WHAT YOU ARE ASKED TO DO → Echo the lines below word for word.

— start of RAW RECORDS —

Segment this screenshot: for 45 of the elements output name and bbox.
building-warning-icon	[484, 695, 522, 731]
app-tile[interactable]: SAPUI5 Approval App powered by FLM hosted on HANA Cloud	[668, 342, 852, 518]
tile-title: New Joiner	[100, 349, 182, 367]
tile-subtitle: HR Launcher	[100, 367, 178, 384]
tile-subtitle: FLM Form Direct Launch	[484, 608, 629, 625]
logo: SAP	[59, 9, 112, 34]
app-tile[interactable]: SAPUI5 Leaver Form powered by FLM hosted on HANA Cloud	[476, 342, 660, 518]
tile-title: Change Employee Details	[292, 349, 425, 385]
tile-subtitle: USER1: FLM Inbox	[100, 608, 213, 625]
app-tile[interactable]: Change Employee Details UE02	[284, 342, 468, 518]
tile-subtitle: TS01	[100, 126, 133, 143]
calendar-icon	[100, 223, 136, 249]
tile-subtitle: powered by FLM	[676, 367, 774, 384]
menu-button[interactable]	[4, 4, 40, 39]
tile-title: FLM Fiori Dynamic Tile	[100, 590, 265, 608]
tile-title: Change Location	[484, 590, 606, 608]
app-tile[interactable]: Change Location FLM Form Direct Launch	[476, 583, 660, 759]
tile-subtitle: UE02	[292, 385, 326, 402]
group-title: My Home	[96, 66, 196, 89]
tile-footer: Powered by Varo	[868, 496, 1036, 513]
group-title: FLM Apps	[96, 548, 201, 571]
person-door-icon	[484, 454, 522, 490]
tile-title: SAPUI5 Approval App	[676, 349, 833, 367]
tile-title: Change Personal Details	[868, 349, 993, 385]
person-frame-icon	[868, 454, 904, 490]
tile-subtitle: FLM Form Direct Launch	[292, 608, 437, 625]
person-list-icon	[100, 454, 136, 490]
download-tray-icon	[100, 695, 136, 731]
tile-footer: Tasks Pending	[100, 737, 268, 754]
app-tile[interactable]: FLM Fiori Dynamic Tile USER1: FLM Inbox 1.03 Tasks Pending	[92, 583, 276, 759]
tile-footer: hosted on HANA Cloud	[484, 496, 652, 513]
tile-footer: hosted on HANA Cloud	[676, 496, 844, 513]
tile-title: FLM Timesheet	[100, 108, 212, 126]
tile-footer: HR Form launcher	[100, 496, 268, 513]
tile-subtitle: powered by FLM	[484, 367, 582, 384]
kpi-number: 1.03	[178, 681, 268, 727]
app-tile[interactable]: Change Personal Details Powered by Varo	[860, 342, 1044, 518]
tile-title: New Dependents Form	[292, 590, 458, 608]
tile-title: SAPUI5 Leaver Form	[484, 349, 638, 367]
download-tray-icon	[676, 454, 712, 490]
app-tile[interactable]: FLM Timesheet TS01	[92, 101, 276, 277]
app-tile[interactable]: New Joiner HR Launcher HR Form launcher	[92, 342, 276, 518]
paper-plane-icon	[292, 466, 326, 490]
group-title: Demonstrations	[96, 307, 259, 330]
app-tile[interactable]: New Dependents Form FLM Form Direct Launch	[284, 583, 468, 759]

— end of RAW RECORDS —

FULL ANSWER →
Segment this screenshot: for 45 of the elements output name and bbox.
building-warning-icon	[484, 695, 522, 731]
app-tile[interactable]: SAPUI5 Approval App powered by FLM hosted on HANA Cloud	[668, 342, 852, 518]
tile-title: New Joiner	[100, 349, 182, 367]
tile-subtitle: HR Launcher	[100, 367, 178, 384]
tile-subtitle: FLM Form Direct Launch	[484, 608, 629, 625]
logo: SAP	[59, 9, 112, 34]
app-tile[interactable]: SAPUI5 Leaver Form powered by FLM hosted on HANA Cloud	[476, 342, 660, 518]
tile-title: Change Employee Details	[292, 349, 425, 385]
tile-subtitle: USER1: FLM Inbox	[100, 608, 213, 625]
app-tile[interactable]: Change Employee Details UE02	[284, 342, 468, 518]
tile-subtitle: TS01	[100, 126, 133, 143]
calendar-icon	[100, 223, 136, 249]
tile-subtitle: powered by FLM	[676, 367, 774, 384]
menu-button[interactable]	[4, 4, 40, 39]
tile-title: FLM Fiori Dynamic Tile	[100, 590, 265, 608]
tile-title: Change Location	[484, 590, 606, 608]
app-tile[interactable]: Change Location FLM Form Direct Launch	[476, 583, 660, 759]
tile-subtitle: UE02	[292, 385, 326, 402]
group-title: My Home	[96, 66, 196, 89]
tile-footer: Powered by Varo	[868, 496, 1036, 513]
group-title: FLM Apps	[96, 548, 201, 571]
person-door-icon	[484, 454, 522, 490]
tile-title: SAPUI5 Approval App	[676, 349, 833, 367]
tile-title: Change Personal Details	[868, 349, 993, 385]
person-frame-icon	[868, 454, 904, 490]
tile-subtitle: FLM Form Direct Launch	[292, 608, 437, 625]
person-list-icon	[100, 454, 136, 490]
download-tray-icon	[100, 695, 136, 731]
tile-footer: Tasks Pending	[100, 737, 268, 754]
app-tile[interactable]: FLM Fiori Dynamic Tile USER1: FLM Inbox 1.03 Tasks Pending	[92, 583, 276, 759]
tile-footer: hosted on HANA Cloud	[484, 496, 652, 513]
tile-footer: hosted on HANA Cloud	[676, 496, 844, 513]
tile-title: FLM Timesheet	[100, 108, 212, 126]
tile-footer: HR Form launcher	[100, 496, 268, 513]
tile-subtitle: powered by FLM	[484, 367, 582, 384]
kpi-number: 1.03	[178, 681, 268, 727]
app-tile[interactable]: Change Personal Details Powered by Varo	[860, 342, 1044, 518]
tile-title: New Dependents Form	[292, 590, 458, 608]
tile-title: SAPUI5 Leaver Form	[484, 349, 638, 367]
download-tray-icon	[676, 454, 712, 490]
app-tile[interactable]: FLM Timesheet TS01	[92, 101, 276, 277]
app-tile[interactable]: New Joiner HR Launcher HR Form launcher	[92, 342, 276, 518]
paper-plane-icon	[292, 466, 326, 490]
group-title: Demonstrations	[96, 307, 259, 330]
app-tile[interactable]: New Dependents Form FLM Form Direct Launch	[284, 583, 468, 759]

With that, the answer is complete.